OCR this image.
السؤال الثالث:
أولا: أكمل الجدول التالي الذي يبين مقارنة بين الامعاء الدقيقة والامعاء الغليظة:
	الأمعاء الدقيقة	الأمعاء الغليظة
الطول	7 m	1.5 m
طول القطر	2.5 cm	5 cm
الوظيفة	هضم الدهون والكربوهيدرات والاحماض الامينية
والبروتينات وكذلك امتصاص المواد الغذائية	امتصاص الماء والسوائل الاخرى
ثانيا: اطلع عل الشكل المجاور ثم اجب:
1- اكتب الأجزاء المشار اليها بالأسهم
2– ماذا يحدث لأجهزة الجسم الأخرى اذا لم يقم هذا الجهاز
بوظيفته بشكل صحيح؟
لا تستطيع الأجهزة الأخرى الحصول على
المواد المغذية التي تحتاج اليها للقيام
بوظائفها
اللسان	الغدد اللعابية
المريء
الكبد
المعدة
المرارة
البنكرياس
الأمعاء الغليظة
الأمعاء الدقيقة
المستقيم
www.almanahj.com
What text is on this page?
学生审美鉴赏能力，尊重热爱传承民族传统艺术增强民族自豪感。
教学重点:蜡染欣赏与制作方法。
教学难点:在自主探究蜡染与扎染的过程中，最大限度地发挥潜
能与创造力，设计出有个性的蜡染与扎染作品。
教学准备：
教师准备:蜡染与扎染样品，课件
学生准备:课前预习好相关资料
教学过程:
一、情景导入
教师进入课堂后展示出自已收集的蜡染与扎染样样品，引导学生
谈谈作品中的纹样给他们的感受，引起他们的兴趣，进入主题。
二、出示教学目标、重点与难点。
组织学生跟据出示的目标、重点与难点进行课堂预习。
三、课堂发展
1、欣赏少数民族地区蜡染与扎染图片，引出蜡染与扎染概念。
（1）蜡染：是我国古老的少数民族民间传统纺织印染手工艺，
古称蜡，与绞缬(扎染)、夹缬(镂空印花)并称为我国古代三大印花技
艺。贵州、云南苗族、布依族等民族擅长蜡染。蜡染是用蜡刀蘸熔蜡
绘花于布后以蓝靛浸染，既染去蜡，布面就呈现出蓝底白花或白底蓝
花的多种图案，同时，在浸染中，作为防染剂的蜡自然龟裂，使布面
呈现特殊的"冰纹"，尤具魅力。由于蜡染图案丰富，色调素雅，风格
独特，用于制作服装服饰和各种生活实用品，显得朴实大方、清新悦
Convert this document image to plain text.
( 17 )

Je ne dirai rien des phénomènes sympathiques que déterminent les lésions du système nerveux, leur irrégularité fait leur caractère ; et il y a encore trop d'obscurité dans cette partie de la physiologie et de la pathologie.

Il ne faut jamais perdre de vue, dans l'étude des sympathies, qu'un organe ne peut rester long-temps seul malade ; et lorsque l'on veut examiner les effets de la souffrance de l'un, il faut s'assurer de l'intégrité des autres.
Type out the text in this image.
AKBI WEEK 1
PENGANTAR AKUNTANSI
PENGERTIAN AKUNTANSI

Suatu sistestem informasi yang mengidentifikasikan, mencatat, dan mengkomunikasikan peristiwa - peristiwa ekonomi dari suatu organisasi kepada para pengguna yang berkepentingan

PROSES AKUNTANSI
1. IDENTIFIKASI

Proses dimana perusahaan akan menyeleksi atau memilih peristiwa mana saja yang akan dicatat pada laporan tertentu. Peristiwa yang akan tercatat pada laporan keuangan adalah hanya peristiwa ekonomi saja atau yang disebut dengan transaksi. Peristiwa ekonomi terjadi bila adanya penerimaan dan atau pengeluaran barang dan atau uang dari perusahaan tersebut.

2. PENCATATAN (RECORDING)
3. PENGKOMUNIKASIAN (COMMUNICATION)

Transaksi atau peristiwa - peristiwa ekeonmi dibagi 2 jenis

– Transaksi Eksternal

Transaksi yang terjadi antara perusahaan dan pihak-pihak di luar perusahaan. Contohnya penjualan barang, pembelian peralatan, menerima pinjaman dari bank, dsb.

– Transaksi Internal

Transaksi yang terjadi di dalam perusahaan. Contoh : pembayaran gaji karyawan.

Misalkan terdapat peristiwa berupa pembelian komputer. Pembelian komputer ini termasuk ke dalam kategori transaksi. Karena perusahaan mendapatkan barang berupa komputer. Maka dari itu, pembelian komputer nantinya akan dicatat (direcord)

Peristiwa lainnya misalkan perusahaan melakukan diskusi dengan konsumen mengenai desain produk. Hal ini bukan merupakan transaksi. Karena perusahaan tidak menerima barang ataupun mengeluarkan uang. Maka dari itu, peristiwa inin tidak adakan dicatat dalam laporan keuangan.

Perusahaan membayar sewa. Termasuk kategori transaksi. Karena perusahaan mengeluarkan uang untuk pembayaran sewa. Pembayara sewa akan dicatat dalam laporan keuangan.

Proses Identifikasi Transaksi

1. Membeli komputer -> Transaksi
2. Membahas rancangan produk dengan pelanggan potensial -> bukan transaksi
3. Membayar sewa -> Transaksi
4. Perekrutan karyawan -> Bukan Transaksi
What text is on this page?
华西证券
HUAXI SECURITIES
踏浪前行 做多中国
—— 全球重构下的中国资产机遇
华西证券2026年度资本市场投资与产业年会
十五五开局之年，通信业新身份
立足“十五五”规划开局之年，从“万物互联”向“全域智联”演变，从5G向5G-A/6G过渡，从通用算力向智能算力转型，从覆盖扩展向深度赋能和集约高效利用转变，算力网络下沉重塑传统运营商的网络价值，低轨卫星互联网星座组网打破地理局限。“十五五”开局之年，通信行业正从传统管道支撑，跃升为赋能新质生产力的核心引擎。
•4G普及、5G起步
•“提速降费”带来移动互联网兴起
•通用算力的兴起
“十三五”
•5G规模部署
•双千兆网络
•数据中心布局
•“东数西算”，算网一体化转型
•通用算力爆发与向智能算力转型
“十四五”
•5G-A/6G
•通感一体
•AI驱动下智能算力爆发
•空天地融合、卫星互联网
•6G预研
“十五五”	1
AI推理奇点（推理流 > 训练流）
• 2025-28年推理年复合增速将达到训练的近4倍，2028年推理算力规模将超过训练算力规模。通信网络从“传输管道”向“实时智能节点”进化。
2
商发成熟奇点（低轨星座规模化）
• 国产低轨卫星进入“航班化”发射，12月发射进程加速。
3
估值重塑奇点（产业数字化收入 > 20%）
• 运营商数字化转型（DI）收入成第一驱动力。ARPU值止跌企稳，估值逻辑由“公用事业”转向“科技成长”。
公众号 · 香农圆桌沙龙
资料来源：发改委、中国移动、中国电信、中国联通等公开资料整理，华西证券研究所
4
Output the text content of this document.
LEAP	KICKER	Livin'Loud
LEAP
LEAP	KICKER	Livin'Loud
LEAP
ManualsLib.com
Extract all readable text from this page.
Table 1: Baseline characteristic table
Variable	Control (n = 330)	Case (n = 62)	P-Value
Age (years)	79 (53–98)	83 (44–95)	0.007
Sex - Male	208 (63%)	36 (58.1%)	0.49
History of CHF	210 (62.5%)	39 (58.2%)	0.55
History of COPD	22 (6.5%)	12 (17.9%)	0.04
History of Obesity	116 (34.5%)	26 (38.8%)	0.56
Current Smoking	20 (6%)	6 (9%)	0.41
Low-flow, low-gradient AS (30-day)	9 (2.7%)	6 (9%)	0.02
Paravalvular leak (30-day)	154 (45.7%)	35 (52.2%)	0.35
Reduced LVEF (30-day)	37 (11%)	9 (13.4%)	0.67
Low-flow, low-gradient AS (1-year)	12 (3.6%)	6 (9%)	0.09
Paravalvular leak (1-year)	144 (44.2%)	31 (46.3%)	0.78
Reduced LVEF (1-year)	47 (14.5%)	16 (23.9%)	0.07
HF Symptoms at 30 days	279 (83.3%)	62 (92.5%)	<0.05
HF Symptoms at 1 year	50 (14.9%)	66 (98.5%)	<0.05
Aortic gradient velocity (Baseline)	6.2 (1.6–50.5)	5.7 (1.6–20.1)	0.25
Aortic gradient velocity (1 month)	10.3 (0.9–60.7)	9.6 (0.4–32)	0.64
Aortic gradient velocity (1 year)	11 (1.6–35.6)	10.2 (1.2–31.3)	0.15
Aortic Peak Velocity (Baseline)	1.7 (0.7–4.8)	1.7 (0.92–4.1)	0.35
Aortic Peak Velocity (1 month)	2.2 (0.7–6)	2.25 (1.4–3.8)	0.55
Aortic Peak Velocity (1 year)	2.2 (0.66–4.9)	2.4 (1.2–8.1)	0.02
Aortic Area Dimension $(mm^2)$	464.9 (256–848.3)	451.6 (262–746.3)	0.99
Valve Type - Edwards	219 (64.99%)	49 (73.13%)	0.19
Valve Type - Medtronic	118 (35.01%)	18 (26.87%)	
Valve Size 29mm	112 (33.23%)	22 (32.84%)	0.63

What you should do: Locate all lines in the listing above with the word "mengeluarkan". Copy them.

Final result:
Peristiwa lainnya misalkan perusahaan melakukan diskusi dengan konsumen mengenai desain produk. Hal ini bukan merupakan transaksi. Karena perusahaan tidak menerima barang ataupun mengeluarkan uang. Maka dari itu, peristiwa inin tidak adakan dicatat dalam laporan keuangan.
Perusahaan membayar sewa. Termasuk kategori transaksi. Karena perusahaan mengeluarkan uang untuk pembayaran sewa. Pembayara sewa akan dicatat dalam laporan keuangan.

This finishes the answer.